** START Data for the task **
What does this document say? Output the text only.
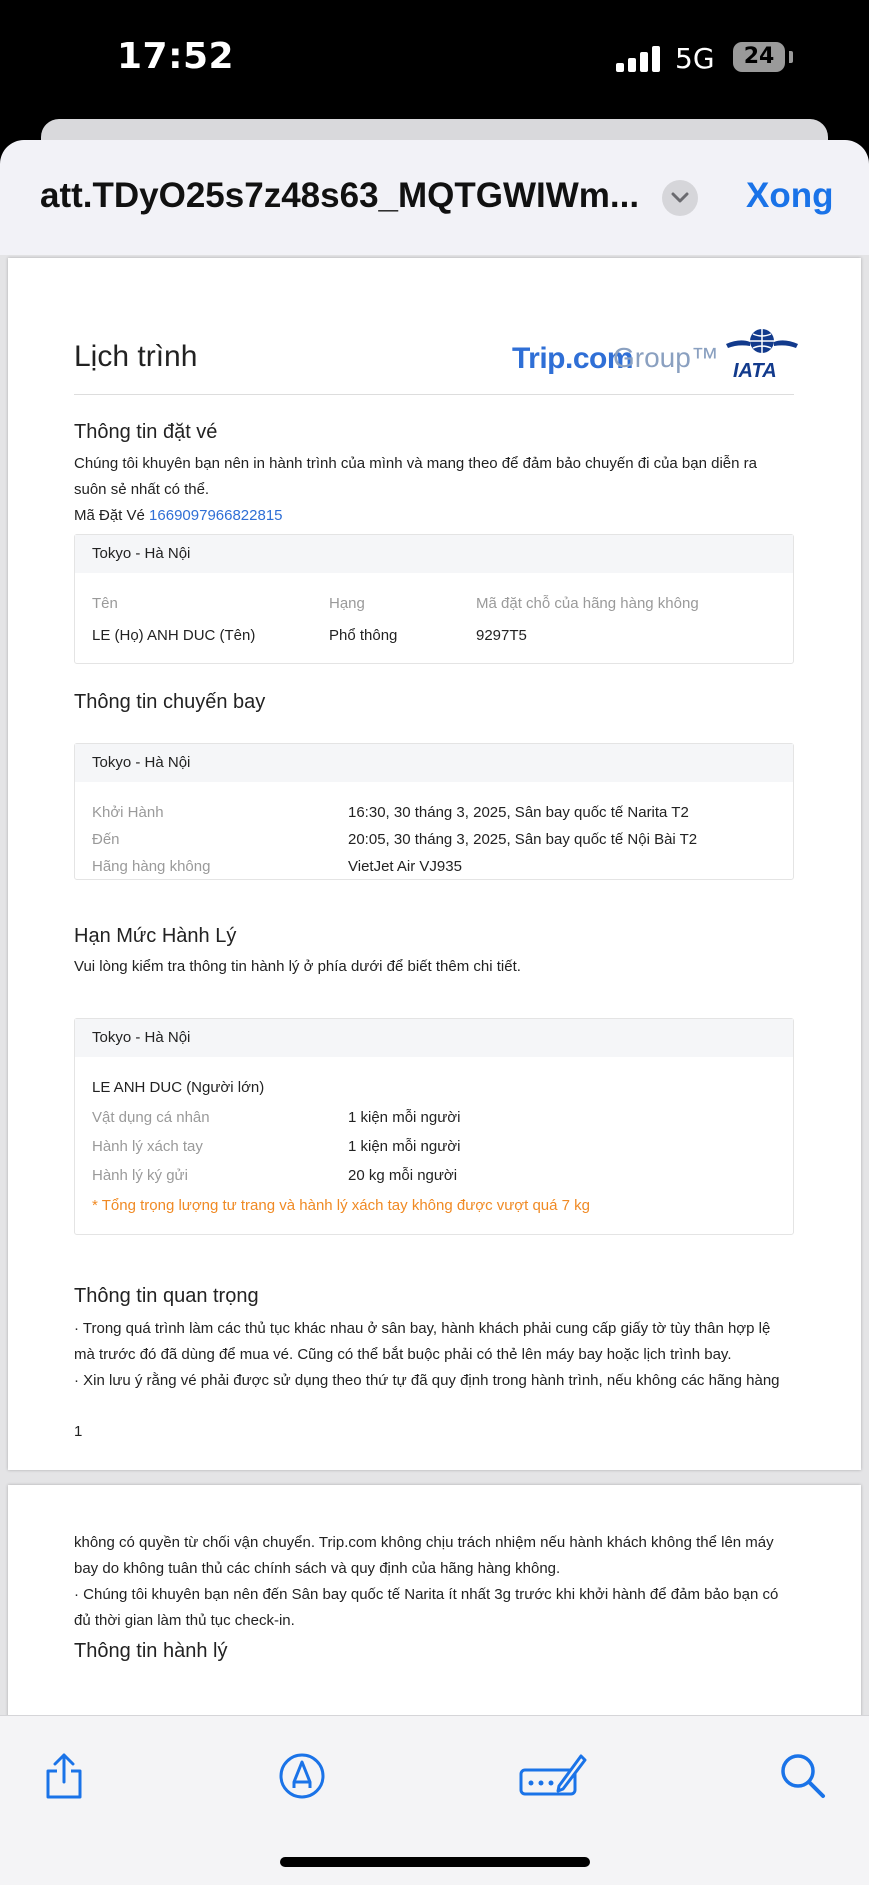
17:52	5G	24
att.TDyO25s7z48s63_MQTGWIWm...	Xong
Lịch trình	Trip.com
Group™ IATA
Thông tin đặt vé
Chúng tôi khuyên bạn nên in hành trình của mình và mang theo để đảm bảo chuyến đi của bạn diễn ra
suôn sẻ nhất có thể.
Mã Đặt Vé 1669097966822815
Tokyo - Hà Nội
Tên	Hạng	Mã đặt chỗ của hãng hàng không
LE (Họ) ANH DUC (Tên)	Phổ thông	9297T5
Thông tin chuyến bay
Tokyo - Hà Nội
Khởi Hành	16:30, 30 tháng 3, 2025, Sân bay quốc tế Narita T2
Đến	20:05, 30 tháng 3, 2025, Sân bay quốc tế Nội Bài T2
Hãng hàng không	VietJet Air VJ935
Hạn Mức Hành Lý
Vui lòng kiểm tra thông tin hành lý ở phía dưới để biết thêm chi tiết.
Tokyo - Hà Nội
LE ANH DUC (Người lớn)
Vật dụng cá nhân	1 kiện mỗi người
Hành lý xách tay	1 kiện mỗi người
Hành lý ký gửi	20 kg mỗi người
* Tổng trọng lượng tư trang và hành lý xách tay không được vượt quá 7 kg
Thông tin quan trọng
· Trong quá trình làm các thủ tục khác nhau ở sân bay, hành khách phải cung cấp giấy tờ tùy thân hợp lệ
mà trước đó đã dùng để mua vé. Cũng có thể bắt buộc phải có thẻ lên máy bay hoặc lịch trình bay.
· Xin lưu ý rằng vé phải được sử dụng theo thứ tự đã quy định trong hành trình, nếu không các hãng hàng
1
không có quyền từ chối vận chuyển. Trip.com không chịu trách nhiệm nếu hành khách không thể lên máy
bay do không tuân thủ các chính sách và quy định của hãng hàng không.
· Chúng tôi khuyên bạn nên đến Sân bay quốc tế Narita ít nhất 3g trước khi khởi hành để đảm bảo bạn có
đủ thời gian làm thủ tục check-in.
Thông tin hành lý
** END Data for the task **
- _What this task involves_
Copy out every line of the material above exactly, skipping the pictures.

- _Worked answer_
What does this document say? Output the text only.
17:52	5G	24
att.TDyO25s7z48s63_MQTGWIWm...	Xong
Lịch trình	Trip.com
Group™ IATA
Thông tin đặt vé
Chúng tôi khuyên bạn nên in hành trình của mình và mang theo để đảm bảo chuyến đi của bạn diễn ra
suôn sẻ nhất có thể.
Mã Đặt Vé 1669097966822815
Tokyo - Hà Nội
Tên	Hạng	Mã đặt chỗ của hãng hàng không
LE (Họ) ANH DUC (Tên)	Phổ thông	9297T5
Thông tin chuyến bay
Tokyo - Hà Nội
Khởi Hành	16:30, 30 tháng 3, 2025, Sân bay quốc tế Narita T2
Đến	20:05, 30 tháng 3, 2025, Sân bay quốc tế Nội Bài T2
Hãng hàng không	VietJet Air VJ935
Hạn Mức Hành Lý
Vui lòng kiểm tra thông tin hành lý ở phía dưới để biết thêm chi tiết.
Tokyo - Hà Nội
LE ANH DUC (Người lớn)
Vật dụng cá nhân	1 kiện mỗi người
Hành lý xách tay	1 kiện mỗi người
Hành lý ký gửi	20 kg mỗi người
* Tổng trọng lượng tư trang và hành lý xách tay không được vượt quá 7 kg
Thông tin quan trọng
· Trong quá trình làm các thủ tục khác nhau ở sân bay, hành khách phải cung cấp giấy tờ tùy thân hợp lệ
mà trước đó đã dùng để mua vé. Cũng có thể bắt buộc phải có thẻ lên máy bay hoặc lịch trình bay.
· Xin lưu ý rằng vé phải được sử dụng theo thứ tự đã quy định trong hành trình, nếu không các hãng hàng
1
không có quyền từ chối vận chuyển. Trip.com không chịu trách nhiệm nếu hành khách không thể lên máy
bay do không tuân thủ các chính sách và quy định của hãng hàng không.
· Chúng tôi khuyên bạn nên đến Sân bay quốc tế Narita ít nhất 3g trước khi khởi hành để đảm bảo bạn có
đủ thời gian làm thủ tục check-in.
Thông tin hành lý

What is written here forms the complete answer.